Do not carry the pictures over; copy every other part of the entries exactly.

--- start Working data ---

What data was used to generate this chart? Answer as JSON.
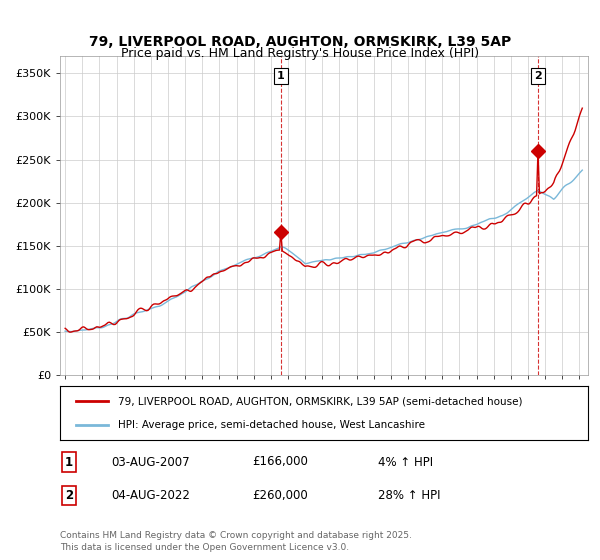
{
  "title1": "79, LIVERPOOL ROAD, AUGHTON, ORMSKIRK, L39 5AP",
  "title2": "Price paid vs. HM Land Registry's House Price Index (HPI)",
  "legend_line1": "79, LIVERPOOL ROAD, AUGHTON, ORMSKIRK, L39 5AP (semi-detached house)",
  "legend_line2": "HPI: Average price, semi-detached house, West Lancashire",
  "annotation1_label": "1",
  "annotation1_date": "03-AUG-2007",
  "annotation1_price": "£166,000",
  "annotation1_hpi": "4% ↑ HPI",
  "annotation2_label": "2",
  "annotation2_date": "04-AUG-2022",
  "annotation2_price": "£260,000",
  "annotation2_hpi": "28% ↑ HPI",
  "footnote": "Contains HM Land Registry data © Crown copyright and database right 2025.\nThis data is licensed under the Open Government Licence v3.0.",
  "hpi_color": "#7ab8d9",
  "price_color": "#cc0000",
  "annotation_color": "#cc0000",
  "vline_color": "#cc0000",
  "ylim": [
    0,
    370000
  ],
  "yticks": [
    0,
    50000,
    100000,
    150000,
    200000,
    250000,
    300000,
    350000
  ],
  "ytick_labels": [
    "£0",
    "£50K",
    "£100K",
    "£150K",
    "£200K",
    "£250K",
    "£300K",
    "£350K"
  ],
  "background_color": "#ffffff",
  "grid_color": "#cccccc",
  "sale1_t": 2007.583,
  "sale1_p": 166000,
  "sale2_t": 2022.583,
  "sale2_p": 260000
}
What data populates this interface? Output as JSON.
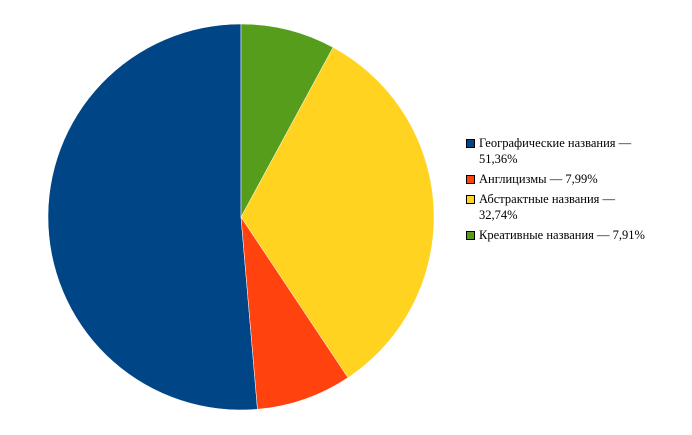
{
  "chart_data": {
    "type": "pie",
    "categories": [
      "Географические названия — 51,36%",
      "Англицизмы — 7,99%",
      "Абстрактные названия — 32,74%",
      "Креативные названия — 7,91%"
    ],
    "values": [
      51.36,
      7.99,
      32.74,
      7.91
    ],
    "colors": [
      "#004586",
      "#ff420e",
      "#ffd320",
      "#579d1c"
    ],
    "legend": "right"
  }
}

--- end Working data ---

> [Written response]
What data was used to generate this chart? Answer as JSON.
{
  "title1": "79, LIVERPOOL ROAD, AUGHTON, ORMSKIRK, L39 5AP",
  "title2": "Price paid vs. HM Land Registry's House Price Index (HPI)",
  "legend_line1": "79, LIVERPOOL ROAD, AUGHTON, ORMSKIRK, L39 5AP (semi-detached house)",
  "legend_line2": "HPI: Average price, semi-detached house, West Lancashire",
  "annotation1_label": "1",
  "annotation1_date": "03-AUG-2007",
  "annotation1_price": "£166,000",
  "annotation1_hpi": "4% ↑ HPI",
  "annotation2_label": "2",
  "annotation2_date": "04-AUG-2022",
  "annotation2_price": "£260,000",
  "annotation2_hpi": "28% ↑ HPI",
  "footnote": "Contains HM Land Registry data © Crown copyright and database right 2025.\nThis data is licensed under the Open Government Licence v3.0.",
  "hpi_color": "#7ab8d9",
  "price_color": "#cc0000",
  "annotation_color": "#cc0000",
  "vline_color": "#cc0000",
  "ylim": [
    0,
    370000
  ],
  "yticks": [
    0,
    50000,
    100000,
    150000,
    200000,
    250000,
    300000,
    350000
  ],
  "ytick_labels": [
    "£0",
    "£50K",
    "£100K",
    "£150K",
    "£200K",
    "£250K",
    "£300K",
    "£350K"
  ],
  "background_color": "#ffffff",
  "grid_color": "#cccccc",
  "sale1_t": 2007.583,
  "sale1_p": 166000,
  "sale2_t": 2022.583,
  "sale2_p": 260000
}
What data populates this interface? Output as JSON.
{
  "chart_data": {
    "type": "pie",
    "categories": [
      "Географические названия — 51,36%",
      "Англицизмы — 7,99%",
      "Абстрактные названия — 32,74%",
      "Креативные названия — 7,91%"
    ],
    "values": [
      51.36,
      7.99,
      32.74,
      7.91
    ],
    "colors": [
      "#004586",
      "#ff420e",
      "#ffd320",
      "#579d1c"
    ],
    "legend": "right"
  }
}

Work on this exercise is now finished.